_Task to complete_
Copy out lines with the word "data" from the material that follows.

^^^^^^^^

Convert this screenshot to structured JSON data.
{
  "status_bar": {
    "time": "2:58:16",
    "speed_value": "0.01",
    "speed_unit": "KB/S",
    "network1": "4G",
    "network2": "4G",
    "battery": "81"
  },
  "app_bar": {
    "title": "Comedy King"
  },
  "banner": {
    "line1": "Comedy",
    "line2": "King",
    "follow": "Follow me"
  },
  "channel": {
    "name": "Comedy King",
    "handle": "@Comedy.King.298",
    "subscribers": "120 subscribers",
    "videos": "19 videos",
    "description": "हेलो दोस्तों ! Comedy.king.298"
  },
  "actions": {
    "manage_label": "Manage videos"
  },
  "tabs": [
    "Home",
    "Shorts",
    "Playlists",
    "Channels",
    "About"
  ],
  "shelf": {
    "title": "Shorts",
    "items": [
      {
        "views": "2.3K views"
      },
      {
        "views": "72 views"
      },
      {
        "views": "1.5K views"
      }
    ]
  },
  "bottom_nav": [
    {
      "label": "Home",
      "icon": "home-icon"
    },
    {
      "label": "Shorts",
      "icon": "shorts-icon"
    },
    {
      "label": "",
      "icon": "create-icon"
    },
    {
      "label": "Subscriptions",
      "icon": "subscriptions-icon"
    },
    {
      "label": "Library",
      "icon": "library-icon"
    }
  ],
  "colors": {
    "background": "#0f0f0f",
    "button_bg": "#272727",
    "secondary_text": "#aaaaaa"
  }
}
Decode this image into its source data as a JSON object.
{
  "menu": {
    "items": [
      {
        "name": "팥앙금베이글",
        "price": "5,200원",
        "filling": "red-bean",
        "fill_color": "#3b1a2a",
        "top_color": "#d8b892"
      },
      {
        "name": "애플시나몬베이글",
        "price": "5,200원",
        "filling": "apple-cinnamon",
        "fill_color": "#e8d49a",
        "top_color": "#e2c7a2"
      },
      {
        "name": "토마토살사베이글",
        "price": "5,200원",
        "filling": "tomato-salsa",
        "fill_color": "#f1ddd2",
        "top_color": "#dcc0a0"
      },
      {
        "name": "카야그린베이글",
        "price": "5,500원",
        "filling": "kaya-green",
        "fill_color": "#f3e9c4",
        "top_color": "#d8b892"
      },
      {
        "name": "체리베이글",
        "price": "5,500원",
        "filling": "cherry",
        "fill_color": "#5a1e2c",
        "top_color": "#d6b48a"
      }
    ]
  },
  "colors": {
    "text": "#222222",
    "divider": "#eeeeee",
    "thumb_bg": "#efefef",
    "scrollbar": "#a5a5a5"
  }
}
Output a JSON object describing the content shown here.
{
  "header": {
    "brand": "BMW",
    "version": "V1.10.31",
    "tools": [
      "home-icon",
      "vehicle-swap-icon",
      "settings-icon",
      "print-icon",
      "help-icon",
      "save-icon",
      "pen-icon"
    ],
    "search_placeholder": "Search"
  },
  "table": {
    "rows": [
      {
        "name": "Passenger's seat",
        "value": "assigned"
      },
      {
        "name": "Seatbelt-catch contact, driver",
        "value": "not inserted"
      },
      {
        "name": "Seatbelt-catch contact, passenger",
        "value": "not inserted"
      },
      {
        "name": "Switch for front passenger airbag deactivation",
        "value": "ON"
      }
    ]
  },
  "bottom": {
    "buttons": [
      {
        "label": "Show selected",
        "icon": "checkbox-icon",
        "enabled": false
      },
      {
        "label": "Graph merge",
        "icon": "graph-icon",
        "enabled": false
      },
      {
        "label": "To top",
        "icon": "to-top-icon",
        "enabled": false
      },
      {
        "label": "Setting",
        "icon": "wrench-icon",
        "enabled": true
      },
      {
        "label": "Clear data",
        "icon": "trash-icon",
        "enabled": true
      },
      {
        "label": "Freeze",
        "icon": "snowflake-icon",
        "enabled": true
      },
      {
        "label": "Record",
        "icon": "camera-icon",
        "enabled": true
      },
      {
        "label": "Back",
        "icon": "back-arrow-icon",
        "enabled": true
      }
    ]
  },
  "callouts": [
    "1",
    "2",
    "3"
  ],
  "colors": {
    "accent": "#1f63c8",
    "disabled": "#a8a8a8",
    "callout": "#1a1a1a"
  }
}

^^^^^^^^

_Result_
Convert this screenshot to structured JSON data.
Decode this image into its source data as a JSON object.
        "label": "Clear data",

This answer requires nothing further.